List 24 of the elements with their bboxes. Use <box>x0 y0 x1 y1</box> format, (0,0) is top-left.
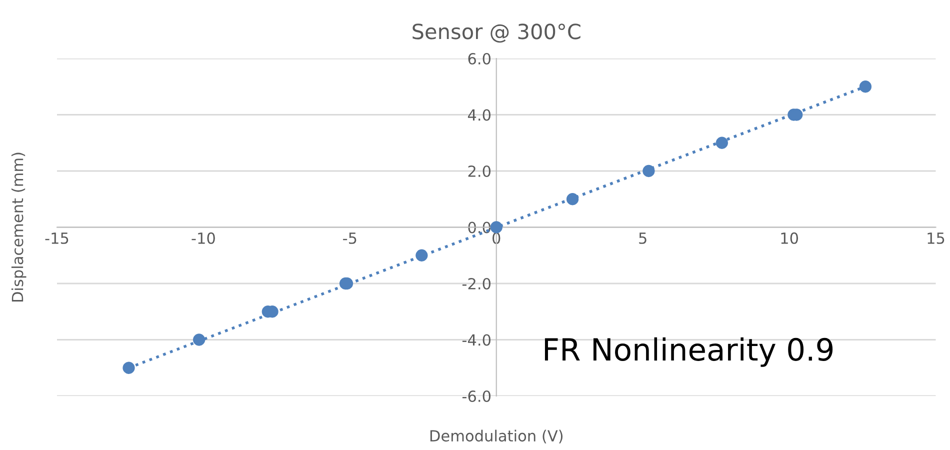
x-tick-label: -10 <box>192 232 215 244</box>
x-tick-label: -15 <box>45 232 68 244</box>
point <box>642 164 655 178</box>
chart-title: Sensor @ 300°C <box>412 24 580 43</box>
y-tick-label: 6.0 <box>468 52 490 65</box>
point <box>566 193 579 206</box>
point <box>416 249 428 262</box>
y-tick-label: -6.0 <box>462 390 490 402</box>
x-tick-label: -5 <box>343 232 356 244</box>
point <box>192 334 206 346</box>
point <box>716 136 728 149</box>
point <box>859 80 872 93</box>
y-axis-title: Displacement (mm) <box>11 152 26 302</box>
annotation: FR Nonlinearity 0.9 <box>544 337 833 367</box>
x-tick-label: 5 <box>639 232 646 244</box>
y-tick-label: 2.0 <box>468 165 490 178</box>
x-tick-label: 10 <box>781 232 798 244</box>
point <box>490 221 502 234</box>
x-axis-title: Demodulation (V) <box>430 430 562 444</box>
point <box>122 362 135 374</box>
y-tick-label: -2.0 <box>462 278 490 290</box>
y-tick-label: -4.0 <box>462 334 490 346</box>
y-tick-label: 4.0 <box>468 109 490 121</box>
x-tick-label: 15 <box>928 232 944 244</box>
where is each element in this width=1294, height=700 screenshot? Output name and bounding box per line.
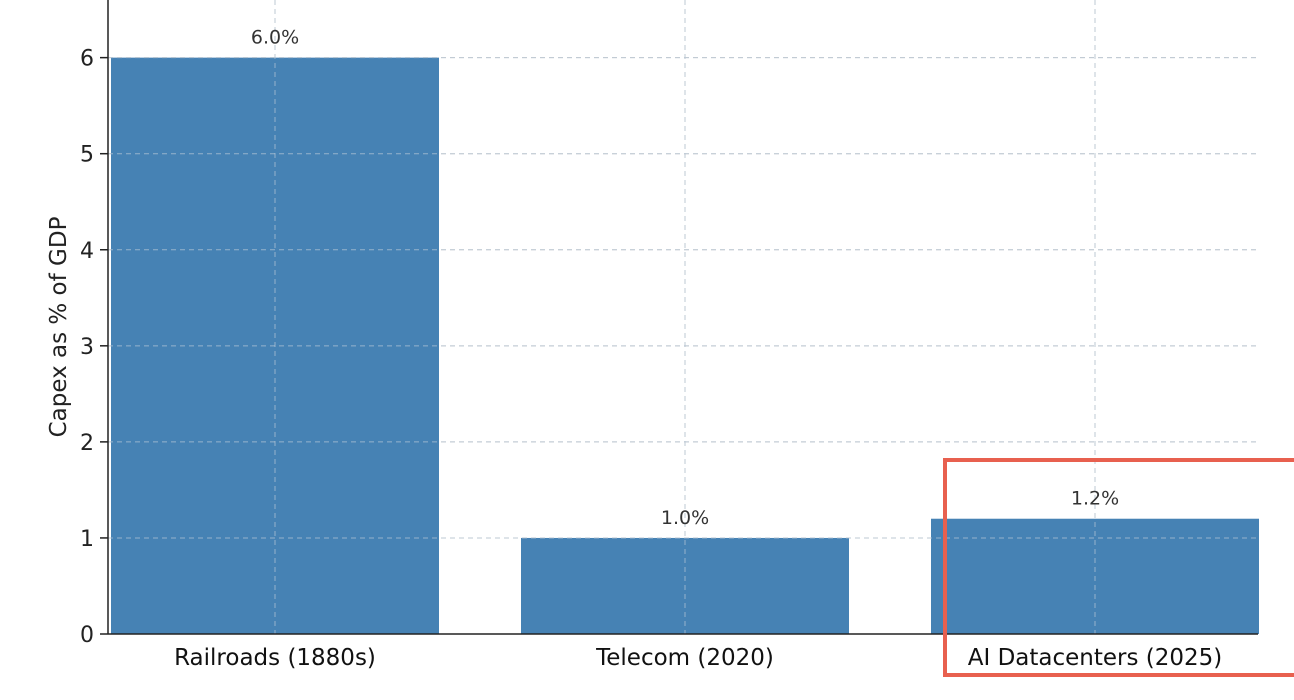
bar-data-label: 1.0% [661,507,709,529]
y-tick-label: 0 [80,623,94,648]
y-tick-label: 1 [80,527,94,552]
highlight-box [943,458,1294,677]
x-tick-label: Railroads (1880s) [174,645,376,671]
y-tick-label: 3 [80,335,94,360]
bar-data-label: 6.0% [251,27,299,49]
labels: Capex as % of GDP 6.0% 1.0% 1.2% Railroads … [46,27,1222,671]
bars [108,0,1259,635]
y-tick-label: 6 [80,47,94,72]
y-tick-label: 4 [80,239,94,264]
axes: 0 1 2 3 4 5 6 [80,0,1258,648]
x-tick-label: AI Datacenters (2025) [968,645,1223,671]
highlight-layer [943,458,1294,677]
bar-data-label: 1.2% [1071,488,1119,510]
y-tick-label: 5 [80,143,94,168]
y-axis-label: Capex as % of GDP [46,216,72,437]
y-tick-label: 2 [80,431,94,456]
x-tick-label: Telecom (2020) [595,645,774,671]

──────────────────────────────

### [Your instructions]
Render everything above from the line containing "bar-data-label: 1.0% [661,507,709,529]" down to the line containing "y-tick-label: 5 [80,143,94,168]", both included, as a JSON list of strings with one string per line and blank lines left out.

### [Solution to this task]
[
  "bar-data-label: 1.0% [661,507,709,529]",
  "y-tick-label: 0 [80,623,94,648]",
  "y-tick-label: 1 [80,527,94,552]",
  "highlight-box [943,458,1294,677]",
  "x-tick-label: Railroads (1880s) [174,645,376,671]",
  "y-tick-label: 3 [80,335,94,360]",
  "bar-data-label: 6.0% [251,27,299,49]",
  "labels: Capex as % of GDP 6.0% 1.0% 1.2% Railroads … [46,27,1222,671]",
  "bars [108,0,1259,635]",
  "y-tick-label: 6 [80,47,94,72]",
  "y-tick-label: 4 [80,239,94,264]",
  "axes: 0 1 2 3 4 5 6 [80,0,1258,648]",
  "x-tick-label: AI Datacenters (2025) [968,645,1223,671]",
  "highlight-layer [943,458,1294,677]",
  "bar-data-label: 1.2% [1071,488,1119,510]",
  "y-tick-label: 5 [80,143,94,168]"
]